Retrieve each line that contains the word "assay" from the entries below.

Source records:

────────────────────────────────────────

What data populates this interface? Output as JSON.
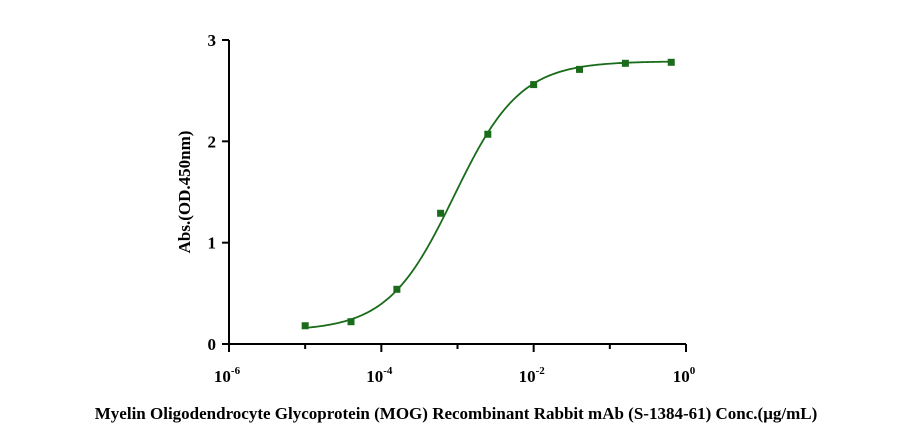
{
  "chart_data": {
    "type": "scatter",
    "xlabel": "Myelin Oligodendrocyte Glycoprotein (MOG) Recombinant Rabbit mAb (S-1384-61) Conc.(μg/mL)",
    "ylabel": "Abs.(OD.450nm)",
    "xscale": "log",
    "xlim": [
      1e-06,
      1
    ],
    "ylim": [
      0,
      3
    ],
    "x_ticks": [
      {
        "base": "10",
        "exp": "-6",
        "value": 1e-06
      },
      {
        "base": "10",
        "exp": "-4",
        "value": 0.0001
      },
      {
        "base": "10",
        "exp": "-2",
        "value": 0.01
      },
      {
        "base": "10",
        "exp": "0",
        "value": 1
      }
    ],
    "y_ticks": [
      "0",
      "1",
      "2",
      "3"
    ],
    "grid": false,
    "series": [
      {
        "color": "#1a6b1a",
        "marker": "square",
        "fit": "4PL",
        "x": [
          1e-05,
          4e-05,
          0.00016,
          0.0006,
          0.0025,
          0.01,
          0.04,
          0.16,
          0.64
        ],
        "y": [
          0.18,
          0.22,
          0.54,
          1.29,
          2.07,
          2.56,
          2.71,
          2.77,
          2.78
        ]
      }
    ],
    "fit_params": {
      "bottom": 0.13,
      "top": 2.79,
      "ec50": 0.0009,
      "hill": 1.0
    }
  }
}
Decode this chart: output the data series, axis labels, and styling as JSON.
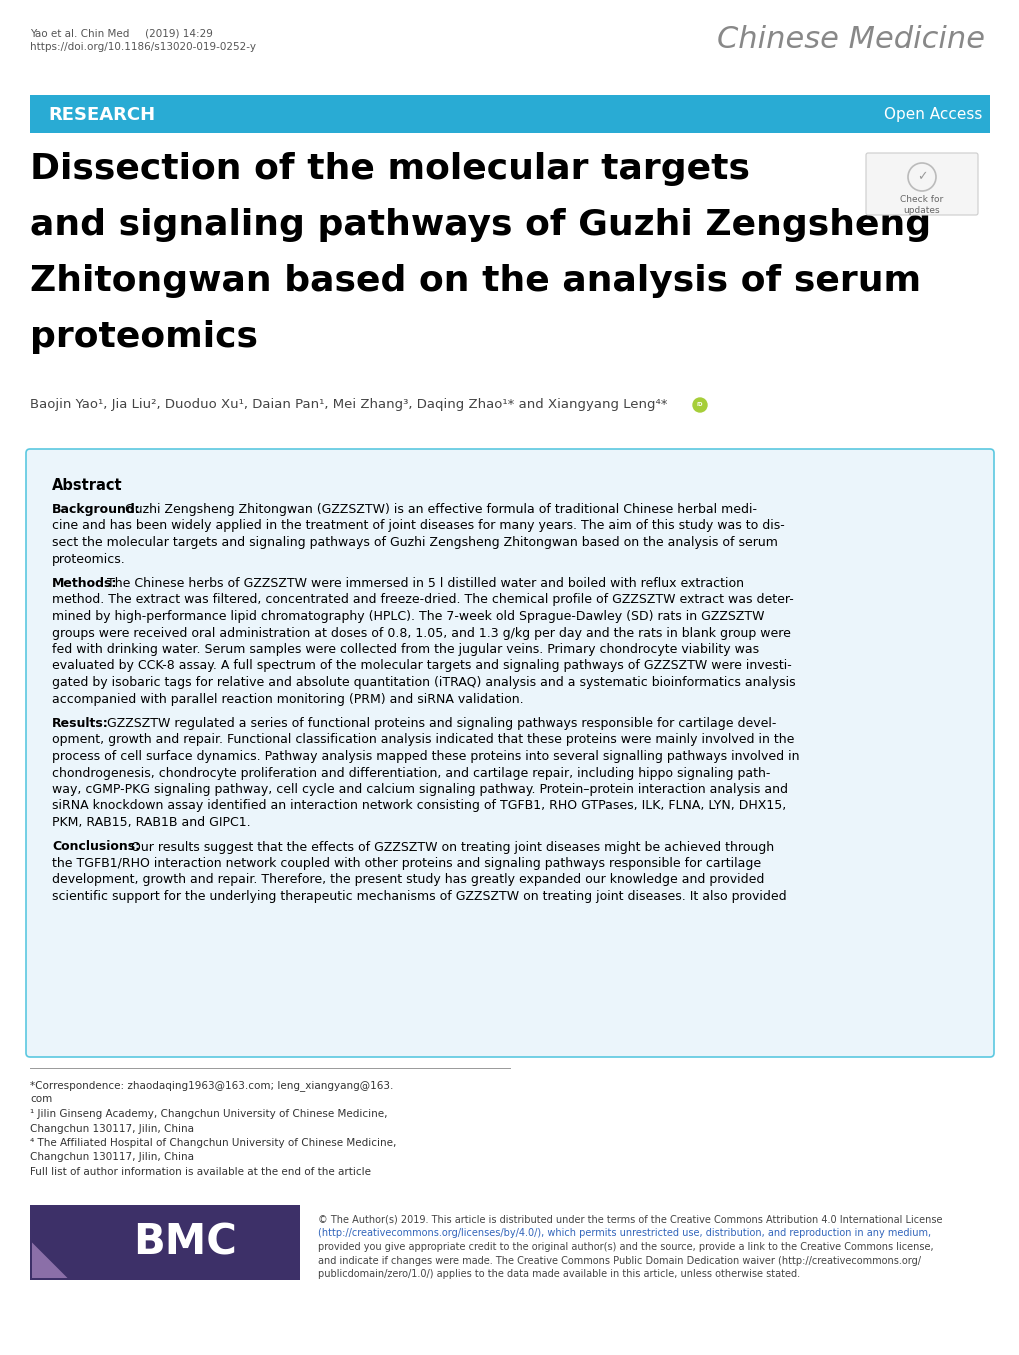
{
  "journal_info_line1": "Yao et al. Chin Med   (2019) 14:29",
  "journal_info_line2": "https://doi.org/10.1186/s13020-019-0252-y",
  "journal_name": "Chinese Medicine",
  "banner_text": "RESEARCH",
  "banner_right": "Open Access",
  "banner_color": "#29ABD4",
  "main_title_lines": [
    "Dissection of the molecular targets",
    "and signaling pathways of Guzhi Zengsheng",
    "Zhitongwan based on the analysis of serum",
    "proteomics"
  ],
  "authors": "Baojin Yao¹, Jia Liu², Duoduo Xu¹, Daian Pan¹, Mei Zhang³, Daqing Zhao¹* and Xiangyang Leng⁴*",
  "abstract_title": "Abstract",
  "background_label": "Background:",
  "background_lines": [
    "  Guzhi Zengsheng Zhitongwan (GZZSZTW) is an effective formula of traditional Chinese herbal medi-",
    "cine and has been widely applied in the treatment of joint diseases for many years. The aim of this study was to dis-",
    "sect the molecular targets and signaling pathways of Guzhi Zengsheng Zhitongwan based on the analysis of serum",
    "proteomics."
  ],
  "methods_label": "Methods:",
  "methods_lines": [
    "  The Chinese herbs of GZZSZTW were immersed in 5 l distilled water and boiled with reflux extraction",
    "method. The extract was filtered, concentrated and freeze-dried. The chemical profile of GZZSZTW extract was deter-",
    "mined by high-performance lipid chromatography (HPLC). The 7-week old Sprague-Dawley (SD) rats in GZZSZTW",
    "groups were received oral administration at doses of 0.8, 1.05, and 1.3 g/kg per day and the rats in blank group were",
    "fed with drinking water. Serum samples were collected from the jugular veins. Primary chondrocyte viability was",
    "evaluated by CCK-8 assay. A full spectrum of the molecular targets and signaling pathways of GZZSZTW were investi-",
    "gated by isobaric tags for relative and absolute quantitation (iTRAQ) analysis and a systematic bioinformatics analysis",
    "accompanied with parallel reaction monitoring (PRM) and siRNA validation."
  ],
  "results_label": "Results:",
  "results_lines": [
    "  GZZSZTW regulated a series of functional proteins and signaling pathways responsible for cartilage devel-",
    "opment, growth and repair. Functional classification analysis indicated that these proteins were mainly involved in the",
    "process of cell surface dynamics. Pathway analysis mapped these proteins into several signalling pathways involved in",
    "chondrogenesis, chondrocyte proliferation and differentiation, and cartilage repair, including hippo signaling path-",
    "way, cGMP-PKG signaling pathway, cell cycle and calcium signaling pathway. Protein–protein interaction analysis and",
    "siRNA knockdown assay identified an interaction network consisting of TGFB1, RHO GTPases, ILK, FLNA, LYN, DHX15,",
    "PKM, RAB15, RAB1B and GIPC1."
  ],
  "conclusions_label": "Conclusions:",
  "conclusions_lines": [
    "  Our results suggest that the effects of GZZSZTW on treating joint diseases might be achieved through",
    "the TGFB1/RHO interaction network coupled with other proteins and signaling pathways responsible for cartilage",
    "development, growth and repair. Therefore, the present study has greatly expanded our knowledge and provided",
    "scientific support for the underlying therapeutic mechanisms of GZZSZTW on treating joint diseases. It also provided"
  ],
  "correspondence_lines": [
    "*Correspondence: zhaodaqing1963@163.com; leng_xiangyang@163.",
    "com",
    "¹ Jilin Ginseng Academy, Changchun University of Chinese Medicine,",
    "Changchun 130117, Jilin, China",
    "⁴ The Affiliated Hospital of Changchun University of Chinese Medicine,",
    "Changchun 130117, Jilin, China",
    "Full list of author information is available at the end of the article"
  ],
  "bmc_text_lines": [
    "© The Author(s) 2019. This article is distributed under the terms of the Creative Commons Attribution 4.0 International License",
    "(http://creativecommons.org/licenses/by/4.0/), which permits unrestricted use, distribution, and reproduction in any medium,",
    "provided you give appropriate credit to the original author(s) and the source, provide a link to the Creative Commons license,",
    "and indicate if changes were made. The Creative Commons Public Domain Dedication waiver (http://creativecommons.org/",
    "publicdomain/zero/1.0/) applies to the data made available in this article, unless otherwise stated."
  ],
  "abstract_box_color": "#EBF5FB",
  "abstract_border_color": "#5BC8E0",
  "bg_color": "#FFFFFF",
  "text_color": "#000000",
  "title_color": "#000000",
  "bmc_dark_color": "#3D3068",
  "bmc_purple_color": "#8B6FA8"
}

────────────────────────────────────────

Answer section:
    "evaluated by CCK-8 assay. A full spectrum of the molecular targets and signaling pathways of GZZSZTW were investi-",
    "siRNA knockdown assay identified an interaction network consisting of TGFB1, RHO GTPases, ILK, FLNA, LYN, DHX15,",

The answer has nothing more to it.